What is needed: Gather all lines in the records below that include the word "ffffff".

Extracted records:
-*-

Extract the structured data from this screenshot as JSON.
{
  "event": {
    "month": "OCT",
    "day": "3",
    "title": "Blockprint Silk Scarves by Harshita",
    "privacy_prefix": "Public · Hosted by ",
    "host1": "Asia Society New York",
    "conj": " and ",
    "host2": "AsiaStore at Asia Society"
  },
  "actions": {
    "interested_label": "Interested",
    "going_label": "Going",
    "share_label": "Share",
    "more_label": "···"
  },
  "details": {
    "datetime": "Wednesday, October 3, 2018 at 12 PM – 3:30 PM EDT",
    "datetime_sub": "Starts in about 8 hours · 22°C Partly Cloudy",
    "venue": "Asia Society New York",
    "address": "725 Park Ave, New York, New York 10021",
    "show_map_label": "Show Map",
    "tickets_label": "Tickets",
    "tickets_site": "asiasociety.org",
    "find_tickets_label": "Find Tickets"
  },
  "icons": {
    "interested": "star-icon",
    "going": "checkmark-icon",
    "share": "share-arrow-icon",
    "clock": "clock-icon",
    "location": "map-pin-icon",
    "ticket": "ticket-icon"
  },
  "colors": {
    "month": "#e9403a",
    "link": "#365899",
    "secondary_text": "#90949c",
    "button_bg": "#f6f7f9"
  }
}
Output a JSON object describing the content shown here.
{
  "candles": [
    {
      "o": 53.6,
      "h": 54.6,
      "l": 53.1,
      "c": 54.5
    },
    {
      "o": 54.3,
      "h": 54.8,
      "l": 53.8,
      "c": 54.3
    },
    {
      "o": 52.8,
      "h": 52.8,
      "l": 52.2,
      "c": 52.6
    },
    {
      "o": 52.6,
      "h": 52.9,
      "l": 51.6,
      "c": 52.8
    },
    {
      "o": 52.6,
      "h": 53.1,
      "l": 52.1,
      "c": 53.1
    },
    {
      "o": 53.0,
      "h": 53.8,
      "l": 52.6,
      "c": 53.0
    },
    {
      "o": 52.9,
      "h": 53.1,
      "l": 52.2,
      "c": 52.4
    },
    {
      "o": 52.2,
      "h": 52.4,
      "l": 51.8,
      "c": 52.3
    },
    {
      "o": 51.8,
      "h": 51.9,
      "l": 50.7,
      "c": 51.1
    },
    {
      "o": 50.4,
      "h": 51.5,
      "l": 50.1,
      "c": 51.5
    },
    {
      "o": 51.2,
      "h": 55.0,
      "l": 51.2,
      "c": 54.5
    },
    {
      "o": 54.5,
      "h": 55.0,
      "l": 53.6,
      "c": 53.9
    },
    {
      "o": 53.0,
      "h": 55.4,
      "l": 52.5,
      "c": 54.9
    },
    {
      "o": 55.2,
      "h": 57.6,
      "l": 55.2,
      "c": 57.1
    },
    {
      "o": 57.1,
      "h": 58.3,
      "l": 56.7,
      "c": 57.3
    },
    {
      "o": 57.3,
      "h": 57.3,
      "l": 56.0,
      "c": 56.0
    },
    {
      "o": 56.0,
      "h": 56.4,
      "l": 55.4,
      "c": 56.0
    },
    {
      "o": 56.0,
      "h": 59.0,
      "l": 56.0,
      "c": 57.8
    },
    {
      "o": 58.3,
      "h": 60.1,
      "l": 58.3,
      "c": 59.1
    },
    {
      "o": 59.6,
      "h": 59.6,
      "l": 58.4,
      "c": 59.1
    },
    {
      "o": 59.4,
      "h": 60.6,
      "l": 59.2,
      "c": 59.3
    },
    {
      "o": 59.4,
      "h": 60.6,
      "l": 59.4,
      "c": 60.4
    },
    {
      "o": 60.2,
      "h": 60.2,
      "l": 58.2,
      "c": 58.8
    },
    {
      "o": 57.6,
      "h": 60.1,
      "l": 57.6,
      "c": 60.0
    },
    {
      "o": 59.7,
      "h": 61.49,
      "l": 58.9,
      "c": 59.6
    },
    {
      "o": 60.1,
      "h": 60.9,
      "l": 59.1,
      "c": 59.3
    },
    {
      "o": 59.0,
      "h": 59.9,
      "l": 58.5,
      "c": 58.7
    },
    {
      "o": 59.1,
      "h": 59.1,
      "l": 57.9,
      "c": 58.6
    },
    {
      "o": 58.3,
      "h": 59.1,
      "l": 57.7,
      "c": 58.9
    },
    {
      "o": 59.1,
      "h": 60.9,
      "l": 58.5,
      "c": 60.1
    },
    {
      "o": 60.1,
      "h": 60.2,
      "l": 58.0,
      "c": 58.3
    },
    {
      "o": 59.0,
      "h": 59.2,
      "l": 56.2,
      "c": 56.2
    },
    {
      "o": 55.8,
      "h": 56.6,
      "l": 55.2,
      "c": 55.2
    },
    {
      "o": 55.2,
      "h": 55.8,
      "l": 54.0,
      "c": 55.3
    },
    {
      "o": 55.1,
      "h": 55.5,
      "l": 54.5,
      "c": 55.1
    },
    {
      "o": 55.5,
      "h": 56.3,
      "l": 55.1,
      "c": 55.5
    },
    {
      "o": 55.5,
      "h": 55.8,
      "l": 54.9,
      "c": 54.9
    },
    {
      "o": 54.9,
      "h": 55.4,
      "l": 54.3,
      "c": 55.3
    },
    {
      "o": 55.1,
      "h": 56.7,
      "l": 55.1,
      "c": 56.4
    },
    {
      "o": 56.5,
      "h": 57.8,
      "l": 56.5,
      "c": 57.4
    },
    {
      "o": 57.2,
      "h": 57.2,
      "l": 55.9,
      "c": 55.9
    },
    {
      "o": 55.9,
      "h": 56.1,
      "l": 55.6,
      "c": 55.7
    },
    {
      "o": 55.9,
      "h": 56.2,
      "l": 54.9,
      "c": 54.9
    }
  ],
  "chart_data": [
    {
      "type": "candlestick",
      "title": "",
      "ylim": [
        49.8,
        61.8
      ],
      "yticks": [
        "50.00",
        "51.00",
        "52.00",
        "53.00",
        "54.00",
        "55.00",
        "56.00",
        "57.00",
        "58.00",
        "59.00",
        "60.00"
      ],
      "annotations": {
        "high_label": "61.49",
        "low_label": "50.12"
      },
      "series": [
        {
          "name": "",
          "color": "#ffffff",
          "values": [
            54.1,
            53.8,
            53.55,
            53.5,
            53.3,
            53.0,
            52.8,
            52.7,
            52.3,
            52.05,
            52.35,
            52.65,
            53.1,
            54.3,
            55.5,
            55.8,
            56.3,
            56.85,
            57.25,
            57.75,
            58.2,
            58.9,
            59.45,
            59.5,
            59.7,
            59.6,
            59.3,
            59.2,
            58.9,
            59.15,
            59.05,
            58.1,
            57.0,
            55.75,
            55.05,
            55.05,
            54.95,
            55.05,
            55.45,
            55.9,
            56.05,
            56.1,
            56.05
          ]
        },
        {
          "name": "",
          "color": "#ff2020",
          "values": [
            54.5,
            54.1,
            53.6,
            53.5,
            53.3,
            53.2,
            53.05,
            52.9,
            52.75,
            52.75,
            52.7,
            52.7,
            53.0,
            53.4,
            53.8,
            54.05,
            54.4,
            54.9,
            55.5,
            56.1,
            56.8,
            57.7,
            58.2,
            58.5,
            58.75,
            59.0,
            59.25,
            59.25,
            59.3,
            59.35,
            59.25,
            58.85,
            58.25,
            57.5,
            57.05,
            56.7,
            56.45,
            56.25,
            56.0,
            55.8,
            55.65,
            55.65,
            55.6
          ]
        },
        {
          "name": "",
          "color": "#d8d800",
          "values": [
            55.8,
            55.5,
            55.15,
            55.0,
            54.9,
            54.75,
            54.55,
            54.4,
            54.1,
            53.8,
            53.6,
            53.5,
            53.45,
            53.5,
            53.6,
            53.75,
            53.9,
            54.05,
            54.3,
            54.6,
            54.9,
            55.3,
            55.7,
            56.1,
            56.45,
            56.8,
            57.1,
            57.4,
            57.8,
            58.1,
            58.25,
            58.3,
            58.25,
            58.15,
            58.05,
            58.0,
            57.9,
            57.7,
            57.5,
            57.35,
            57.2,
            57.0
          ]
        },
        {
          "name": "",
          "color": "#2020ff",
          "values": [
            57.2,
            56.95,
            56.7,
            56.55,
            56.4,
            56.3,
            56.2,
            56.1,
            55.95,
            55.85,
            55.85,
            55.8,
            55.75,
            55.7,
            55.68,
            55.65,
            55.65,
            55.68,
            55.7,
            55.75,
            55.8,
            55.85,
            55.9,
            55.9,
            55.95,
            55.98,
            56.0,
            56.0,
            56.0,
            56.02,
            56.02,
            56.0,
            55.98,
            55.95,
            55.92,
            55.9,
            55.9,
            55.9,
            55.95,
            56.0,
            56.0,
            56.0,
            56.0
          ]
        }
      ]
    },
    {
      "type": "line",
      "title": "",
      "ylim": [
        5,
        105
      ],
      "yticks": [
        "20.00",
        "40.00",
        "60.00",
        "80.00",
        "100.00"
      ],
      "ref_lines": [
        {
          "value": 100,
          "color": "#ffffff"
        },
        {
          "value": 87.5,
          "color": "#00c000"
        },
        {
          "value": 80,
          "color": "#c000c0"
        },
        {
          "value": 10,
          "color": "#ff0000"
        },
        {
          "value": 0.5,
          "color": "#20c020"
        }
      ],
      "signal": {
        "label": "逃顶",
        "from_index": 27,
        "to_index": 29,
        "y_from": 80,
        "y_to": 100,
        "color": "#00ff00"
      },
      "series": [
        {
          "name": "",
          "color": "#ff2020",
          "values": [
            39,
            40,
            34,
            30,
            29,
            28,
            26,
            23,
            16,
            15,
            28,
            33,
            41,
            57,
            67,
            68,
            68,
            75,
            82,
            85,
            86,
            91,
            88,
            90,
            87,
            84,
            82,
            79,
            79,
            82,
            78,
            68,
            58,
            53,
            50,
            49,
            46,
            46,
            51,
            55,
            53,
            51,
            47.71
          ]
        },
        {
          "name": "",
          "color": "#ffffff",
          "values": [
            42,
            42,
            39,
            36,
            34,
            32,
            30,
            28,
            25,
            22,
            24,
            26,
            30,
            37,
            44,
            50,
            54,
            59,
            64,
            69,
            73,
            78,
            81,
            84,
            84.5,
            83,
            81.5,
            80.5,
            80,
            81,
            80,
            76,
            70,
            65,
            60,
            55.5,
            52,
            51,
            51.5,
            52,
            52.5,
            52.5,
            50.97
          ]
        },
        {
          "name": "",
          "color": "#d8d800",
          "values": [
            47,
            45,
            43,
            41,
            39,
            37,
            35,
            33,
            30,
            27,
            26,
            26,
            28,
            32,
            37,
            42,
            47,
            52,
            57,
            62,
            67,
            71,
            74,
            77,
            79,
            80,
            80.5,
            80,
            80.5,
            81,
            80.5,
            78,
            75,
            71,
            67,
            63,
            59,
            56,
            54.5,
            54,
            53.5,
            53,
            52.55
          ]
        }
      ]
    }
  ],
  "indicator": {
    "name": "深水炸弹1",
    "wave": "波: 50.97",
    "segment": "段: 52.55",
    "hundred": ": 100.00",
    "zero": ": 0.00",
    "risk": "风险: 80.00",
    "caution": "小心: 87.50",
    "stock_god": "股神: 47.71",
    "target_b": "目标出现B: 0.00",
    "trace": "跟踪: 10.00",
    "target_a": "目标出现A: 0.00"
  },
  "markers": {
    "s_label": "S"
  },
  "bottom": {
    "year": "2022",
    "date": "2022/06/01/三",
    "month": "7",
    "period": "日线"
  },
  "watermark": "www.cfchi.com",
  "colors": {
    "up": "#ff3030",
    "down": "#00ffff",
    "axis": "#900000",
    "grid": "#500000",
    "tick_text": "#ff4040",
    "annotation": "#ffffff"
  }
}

-*-

Task answer:
          "color": "#ffffff",
          "color": "#ffffff"
          "color": "#ffffff",
    "annotation": "#ffffff"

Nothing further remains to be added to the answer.